== TASK DATA ==
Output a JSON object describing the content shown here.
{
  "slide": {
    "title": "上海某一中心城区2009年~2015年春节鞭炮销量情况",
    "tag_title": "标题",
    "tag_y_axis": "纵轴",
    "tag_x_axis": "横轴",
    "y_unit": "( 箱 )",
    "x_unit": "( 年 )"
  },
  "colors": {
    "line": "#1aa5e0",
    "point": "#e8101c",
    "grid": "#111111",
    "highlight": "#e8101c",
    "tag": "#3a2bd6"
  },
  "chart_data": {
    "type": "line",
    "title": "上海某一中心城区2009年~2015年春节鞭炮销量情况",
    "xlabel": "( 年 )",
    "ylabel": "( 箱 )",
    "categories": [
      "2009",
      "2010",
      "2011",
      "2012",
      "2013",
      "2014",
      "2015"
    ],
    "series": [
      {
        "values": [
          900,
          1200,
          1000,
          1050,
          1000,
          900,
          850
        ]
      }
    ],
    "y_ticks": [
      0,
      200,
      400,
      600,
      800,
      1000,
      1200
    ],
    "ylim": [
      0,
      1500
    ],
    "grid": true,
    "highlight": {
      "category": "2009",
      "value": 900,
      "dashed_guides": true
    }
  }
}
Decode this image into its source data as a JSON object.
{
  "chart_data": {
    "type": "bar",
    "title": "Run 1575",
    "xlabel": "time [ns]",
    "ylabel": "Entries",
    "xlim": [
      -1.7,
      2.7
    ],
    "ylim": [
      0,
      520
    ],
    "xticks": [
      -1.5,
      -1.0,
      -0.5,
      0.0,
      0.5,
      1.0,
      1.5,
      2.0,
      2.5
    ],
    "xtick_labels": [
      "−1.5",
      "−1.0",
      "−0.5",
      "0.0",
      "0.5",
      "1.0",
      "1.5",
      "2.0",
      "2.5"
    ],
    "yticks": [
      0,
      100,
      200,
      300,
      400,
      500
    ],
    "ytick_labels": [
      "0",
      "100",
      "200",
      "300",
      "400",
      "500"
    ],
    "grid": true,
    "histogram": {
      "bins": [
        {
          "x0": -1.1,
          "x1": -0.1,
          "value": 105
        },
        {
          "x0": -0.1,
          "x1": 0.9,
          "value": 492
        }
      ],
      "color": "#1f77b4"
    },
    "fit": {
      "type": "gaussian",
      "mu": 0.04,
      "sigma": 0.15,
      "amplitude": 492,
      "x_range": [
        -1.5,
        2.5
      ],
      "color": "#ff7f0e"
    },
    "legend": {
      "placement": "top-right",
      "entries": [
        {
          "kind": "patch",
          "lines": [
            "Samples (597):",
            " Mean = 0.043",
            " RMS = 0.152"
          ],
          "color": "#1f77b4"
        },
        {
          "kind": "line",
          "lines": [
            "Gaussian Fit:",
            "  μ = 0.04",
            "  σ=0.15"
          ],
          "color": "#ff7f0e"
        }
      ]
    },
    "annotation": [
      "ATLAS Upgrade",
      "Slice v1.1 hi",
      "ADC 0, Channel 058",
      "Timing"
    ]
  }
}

== EXERCISE ==
Transcribe every record above exactly as it appears.

== OUTPUT FOR THIS TASK ==
Output a JSON object describing the content shown here.
{
  "slide": {
    "title": "上海某一中心城区2009年~2015年春节鞭炮销量情况",
    "tag_title": "标题",
    "tag_y_axis": "纵轴",
    "tag_x_axis": "横轴",
    "y_unit": "( 箱 )",
    "x_unit": "( 年 )"
  },
  "colors": {
    "line": "#1aa5e0",
    "point": "#e8101c",
    "grid": "#111111",
    "highlight": "#e8101c",
    "tag": "#3a2bd6"
  },
  "chart_data": {
    "type": "line",
    "title": "上海某一中心城区2009年~2015年春节鞭炮销量情况",
    "xlabel": "( 年 )",
    "ylabel": "( 箱 )",
    "categories": [
      "2009",
      "2010",
      "2011",
      "2012",
      "2013",
      "2014",
      "2015"
    ],
    "series": [
      {
        "values": [
          900,
          1200,
          1000,
          1050,
          1000,
          900,
          850
        ]
      }
    ],
    "y_ticks": [
      0,
      200,
      400,
      600,
      800,
      1000,
      1200
    ],
    "ylim": [
      0,
      1500
    ],
    "grid": true,
    "highlight": {
      "category": "2009",
      "value": 900,
      "dashed_guides": true
    }
  }
}
Decode this image into its source data as a JSON object.
{
  "chart_data": {
    "type": "bar",
    "title": "Run 1575",
    "xlabel": "time [ns]",
    "ylabel": "Entries",
    "xlim": [
      -1.7,
      2.7
    ],
    "ylim": [
      0,
      520
    ],
    "xticks": [
      -1.5,
      -1.0,
      -0.5,
      0.0,
      0.5,
      1.0,
      1.5,
      2.0,
      2.5
    ],
    "xtick_labels": [
      "−1.5",
      "−1.0",
      "−0.5",
      "0.0",
      "0.5",
      "1.0",
      "1.5",
      "2.0",
      "2.5"
    ],
    "yticks": [
      0,
      100,
      200,
      300,
      400,
      500
    ],
    "ytick_labels": [
      "0",
      "100",
      "200",
      "300",
      "400",
      "500"
    ],
    "grid": true,
    "histogram": {
      "bins": [
        {
          "x0": -1.1,
          "x1": -0.1,
          "value": 105
        },
        {
          "x0": -0.1,
          "x1": 0.9,
          "value": 492
        }
      ],
      "color": "#1f77b4"
    },
    "fit": {
      "type": "gaussian",
      "mu": 0.04,
      "sigma": 0.15,
      "amplitude": 492,
      "x_range": [
        -1.5,
        2.5
      ],
      "color": "#ff7f0e"
    },
    "legend": {
      "placement": "top-right",
      "entries": [
        {
          "kind": "patch",
          "lines": [
            "Samples (597):",
            " Mean = 0.043",
            " RMS = 0.152"
          ],
          "color": "#1f77b4"
        },
        {
          "kind": "line",
          "lines": [
            "Gaussian Fit:",
            "  μ = 0.04",
            "  σ=0.15"
          ],
          "color": "#ff7f0e"
        }
      ]
    },
    "annotation": [
      "ATLAS Upgrade",
      "Slice v1.1 hi",
      "ADC 0, Channel 058",
      "Timing"
    ]
  }
}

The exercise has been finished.